## Begin LISTING

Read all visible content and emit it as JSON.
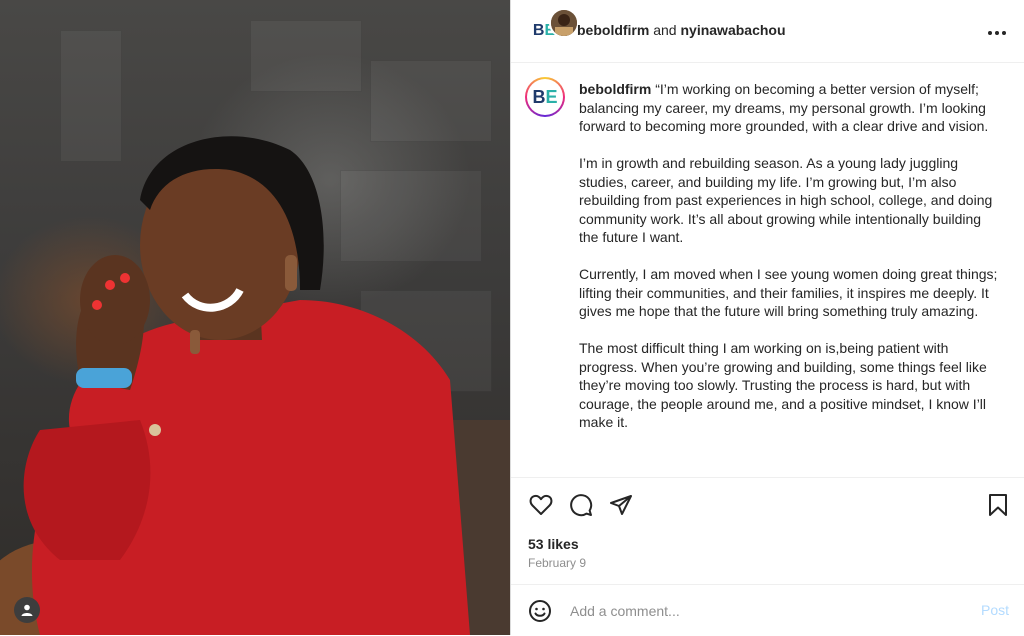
{
  "header": {
    "author": "beboldfirm",
    "joiner": "and",
    "collaborator": "nyinawabachou",
    "logo_text_b": "B",
    "logo_text_e": "E",
    "more_icon": "more-horizontal-icon"
  },
  "caption": {
    "username": "beboldfirm",
    "paragraphs": [
      "“I’m working on becoming a better version of myself; balancing my career, my dreams, my personal growth. I’m looking forward to becoming more grounded, with a clear drive and vision.",
      "I’m in growth and rebuilding season. As a young lady juggling studies, career, and building my life. I’m growing but, I’m also rebuilding from past experiences in high school, college, and doing community work. It’s all about growing while intentionally building the future I want.",
      "Currently, I am moved when I see young women doing great things; lifting their communities, and their families, it inspires me deeply. It gives me hope that the future will bring something truly amazing.",
      "The most difficult thing I am working on is,being patient with progress. When you’re growing and building, some things feel like they’re moving too slowly. Trusting the process is hard, but with courage, the people around me, and a positive mindset, I know I’ll make it."
    ]
  },
  "actions": {
    "icons": [
      "heart-icon",
      "comment-icon",
      "share-icon",
      "bookmark-icon"
    ],
    "likes": "53 likes",
    "date": "February 9"
  },
  "comment": {
    "placeholder": "Add a comment...",
    "post_label": "Post",
    "emoji_icon": "emoji-icon"
  },
  "colors": {
    "brand_blue": "#1f3a6b",
    "brand_teal": "#2ab0a8",
    "post_disabled": "#b3dbff",
    "muted": "#8e8e8e"
  }
}
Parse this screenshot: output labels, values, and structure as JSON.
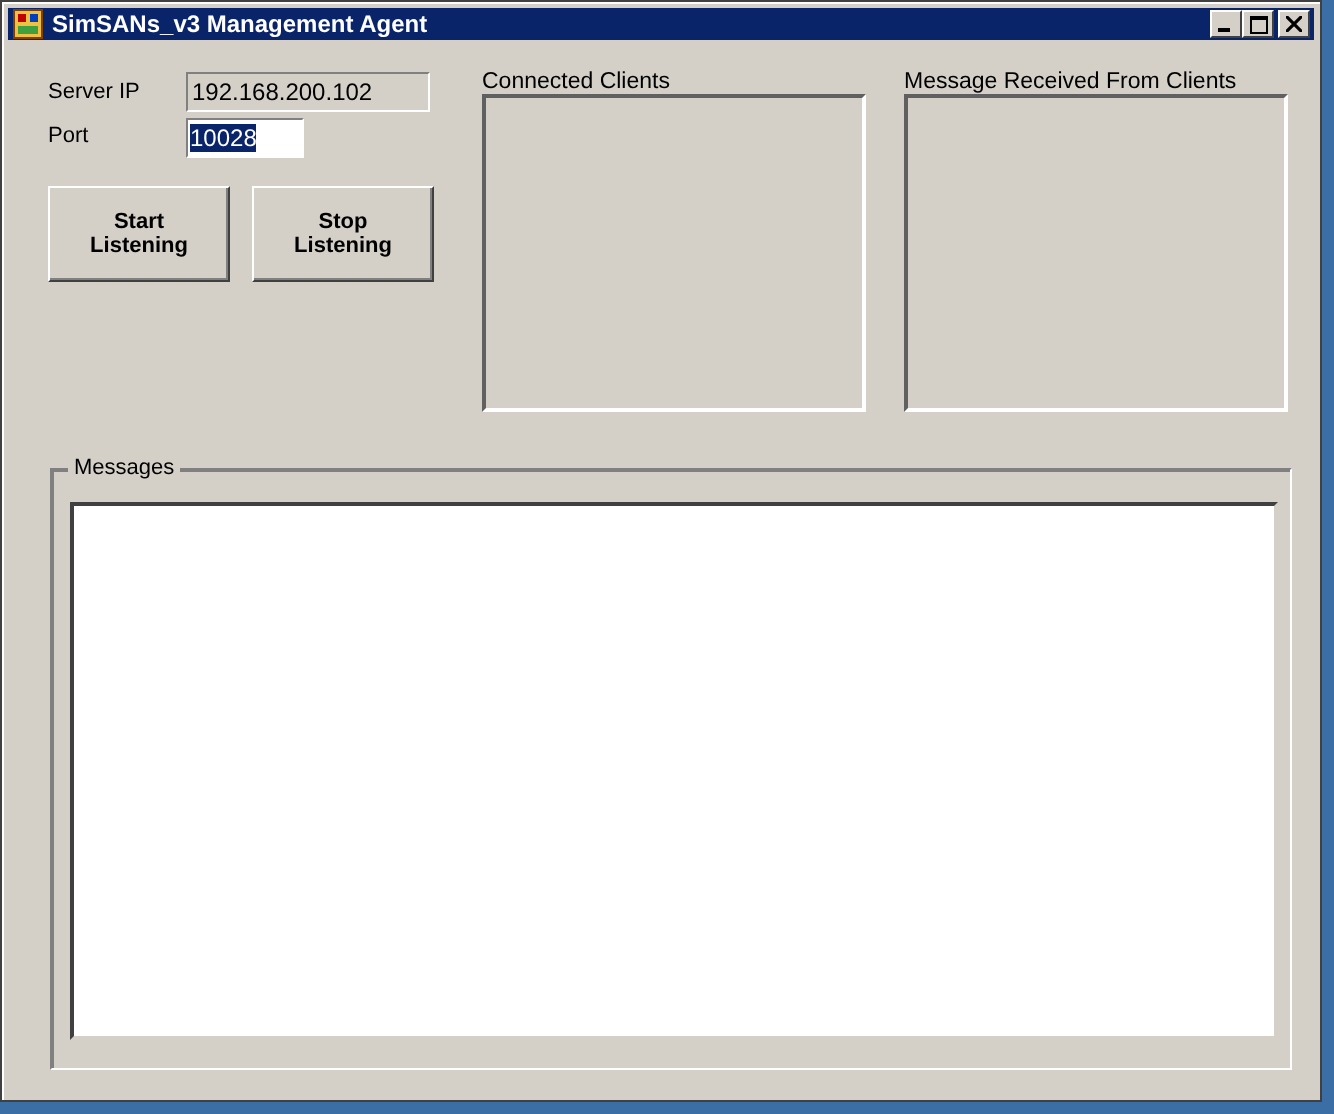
{
  "window": {
    "title": "SimSANs_v3 Management Agent"
  },
  "server_ip": {
    "label": "Server IP",
    "value": "192.168.200.102",
    "disabled": true
  },
  "port": {
    "label": "Port",
    "value": "10028",
    "text_selected": true
  },
  "buttons": [
    {
      "label": "Start Listening"
    },
    {
      "label": "Stop Listening"
    }
  ],
  "lists": [
    {
      "label": "Connected Clients"
    },
    {
      "label": "Message Received From Clients"
    }
  ],
  "messages": {
    "label": "Messages"
  }
}
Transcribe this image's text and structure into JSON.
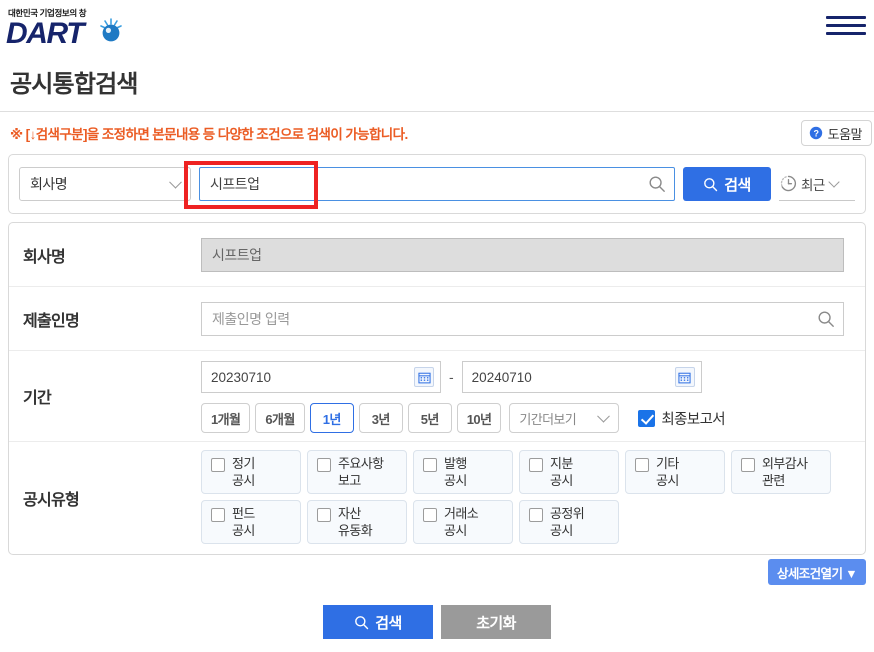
{
  "header": {
    "logo_tagline": "대한민국 기업정보의 창",
    "logo_text": "DART",
    "menu_icon": "hamburger-menu-icon"
  },
  "page_title": "공시통합검색",
  "notice": {
    "text": "※ [↓검색구분]을 조정하면 본문내용 등 다양한 조건으로 검색이 가능합니다.",
    "help_label": "도움말",
    "help_icon": "help-pin-icon"
  },
  "search_bar": {
    "kind_selected": "회사명",
    "keyword_value": "시프트업",
    "keyword_icon": "search-icon",
    "search_button": "검색",
    "search_button_icon": "search-icon",
    "recent_label": "최근",
    "recent_icon": "clock-history-icon",
    "accent_color": "#2f6fe4",
    "highlight_color": "#ee2222"
  },
  "form": {
    "company": {
      "label": "회사명",
      "value": "시프트업"
    },
    "filer": {
      "label": "제출인명",
      "placeholder": "제출인명 입력",
      "value": "",
      "icon": "search-icon"
    },
    "period": {
      "label": "기간",
      "date_from": "20230710",
      "date_to": "20240710",
      "separator": "-",
      "calendar_icon": "calendar-icon",
      "presets": [
        {
          "label": "1개월",
          "active": false
        },
        {
          "label": "6개월",
          "active": false
        },
        {
          "label": "1년",
          "active": true
        },
        {
          "label": "3년",
          "active": false
        },
        {
          "label": "5년",
          "active": false
        },
        {
          "label": "10년",
          "active": false
        }
      ],
      "more_select": "기간더보기",
      "final_report": {
        "label": "최종보고서",
        "checked": true
      }
    },
    "disclosure_type": {
      "label": "공시유형",
      "rows": [
        [
          {
            "line1": "정기",
            "line2": "공시",
            "checked": false
          },
          {
            "line1": "주요사항",
            "line2": "보고",
            "checked": false
          },
          {
            "line1": "발행",
            "line2": "공시",
            "checked": false
          },
          {
            "line1": "지분",
            "line2": "공시",
            "checked": false
          },
          {
            "line1": "기타",
            "line2": "공시",
            "checked": false
          },
          {
            "line1": "외부감사",
            "line2": "관련",
            "checked": false
          }
        ],
        [
          {
            "line1": "펀드",
            "line2": "공시",
            "checked": false
          },
          {
            "line1": "자산",
            "line2": "유동화",
            "checked": false
          },
          {
            "line1": "거래소",
            "line2": "공시",
            "checked": false
          },
          {
            "line1": "공정위",
            "line2": "공시",
            "checked": false
          }
        ]
      ]
    }
  },
  "footer": {
    "detail_toggle": "상세조건열기 ▼",
    "submit_label": "검색",
    "submit_icon": "search-icon",
    "reset_label": "초기화"
  }
}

## End LISTING

Write out the whole listing exactly, and drop the pictures.

### REPLY TO THE EXERCISE
Read all visible content and emit it as JSON.
{
  "header": {
    "author": "beboldfirm",
    "joiner": "and",
    "collaborator": "nyinawabachou",
    "logo_text_b": "B",
    "logo_text_e": "E",
    "more_icon": "more-horizontal-icon"
  },
  "caption": {
    "username": "beboldfirm",
    "paragraphs": [
      "“I’m working on becoming a better version of myself; balancing my career, my dreams, my personal growth. I’m looking forward to becoming more grounded, with a clear drive and vision.",
      "I’m in growth and rebuilding season. As a young lady juggling studies, career, and building my life. I’m growing but, I’m also rebuilding from past experiences in high school, college, and doing community work. It’s all about growing while intentionally building the future I want.",
      "Currently, I am moved when I see young women doing great things; lifting their communities, and their families, it inspires me deeply. It gives me hope that the future will bring something truly amazing.",
      "The most difficult thing I am working on is,being patient with progress. When you’re growing and building, some things feel like they’re moving too slowly. Trusting the process is hard, but with courage, the people around me, and a positive mindset, I know I’ll make it."
    ]
  },
  "actions": {
    "icons": [
      "heart-icon",
      "comment-icon",
      "share-icon",
      "bookmark-icon"
    ],
    "likes": "53 likes",
    "date": "February 9"
  },
  "comment": {
    "placeholder": "Add a comment...",
    "post_label": "Post",
    "emoji_icon": "emoji-icon"
  },
  "colors": {
    "brand_blue": "#1f3a6b",
    "brand_teal": "#2ab0a8",
    "post_disabled": "#b3dbff",
    "muted": "#8e8e8e"
  }
}
Parse this screenshot: output labels, values, and structure as JSON.
{
  "window": {
    "title": "SimSANs_v3 Management Agent"
  },
  "server_ip": {
    "label": "Server IP",
    "value": "192.168.200.102",
    "disabled": true
  },
  "port": {
    "label": "Port",
    "value": "10028",
    "text_selected": true
  },
  "buttons": [
    {
      "label": "Start Listening"
    },
    {
      "label": "Stop Listening"
    }
  ],
  "lists": [
    {
      "label": "Connected Clients"
    },
    {
      "label": "Message Received From Clients"
    }
  ],
  "messages": {
    "label": "Messages"
  }
}
Transcribe this image's text and structure into JSON.
{
  "header": {
    "logo_tagline": "대한민국 기업정보의 창",
    "logo_text": "DART",
    "menu_icon": "hamburger-menu-icon"
  },
  "page_title": "공시통합검색",
  "notice": {
    "text": "※ [↓검색구분]을 조정하면 본문내용 등 다양한 조건으로 검색이 가능합니다.",
    "help_label": "도움말",
    "help_icon": "help-pin-icon"
  },
  "search_bar": {
    "kind_selected": "회사명",
    "keyword_value": "시프트업",
    "keyword_icon": "search-icon",
    "search_button": "검색",
    "search_button_icon": "search-icon",
    "recent_label": "최근",
    "recent_icon": "clock-history-icon",
    "accent_color": "#2f6fe4",
    "highlight_color": "#ee2222"
  },
  "form": {
    "company": {
      "label": "회사명",
      "value": "시프트업"
    },
    "filer": {
      "label": "제출인명",
      "placeholder": "제출인명 입력",
      "value": "",
      "icon": "search-icon"
    },
    "period": {
      "label": "기간",
      "date_from": "20230710",
      "date_to": "20240710",
      "separator": "-",
      "calendar_icon": "calendar-icon",
      "presets": [
        {
          "label": "1개월",
          "active": false
        },
        {
          "label": "6개월",
          "active": false
        },
        {
          "label": "1년",
          "active": true
        },
        {
          "label": "3년",
          "active": false
        },
        {
          "label": "5년",
          "active": false
        },
        {
          "label": "10년",
          "active": false
        }
      ],
      "more_select": "기간더보기",
      "final_report": {
        "label": "최종보고서",
        "checked": true
      }
    },
    "disclosure_type": {
      "label": "공시유형",
      "rows": [
        [
          {
            "line1": "정기",
            "line2": "공시",
            "checked": false
          },
          {
            "line1": "주요사항",
            "line2": "보고",
            "checked": false
          },
          {
            "line1": "발행",
            "line2": "공시",
            "checked": false
          },
          {
            "line1": "지분",
            "line2": "공시",
            "checked": false
          },
          {
            "line1": "기타",
            "line2": "공시",
            "checked": false
          },
          {
            "line1": "외부감사",
            "line2": "관련",
            "checked": false
          }
        ],
        [
          {
            "line1": "펀드",
            "line2": "공시",
            "checked": false
          },
          {
            "line1": "자산",
            "line2": "유동화",
            "checked": false
          },
          {
            "line1": "거래소",
            "line2": "공시",
            "checked": false
          },
          {
            "line1": "공정위",
            "line2": "공시",
            "checked": false
          }
        ]
      ]
    }
  },
  "footer": {
    "detail_toggle": "상세조건열기 ▼",
    "submit_label": "검색",
    "submit_icon": "search-icon",
    "reset_label": "초기화"
  }
}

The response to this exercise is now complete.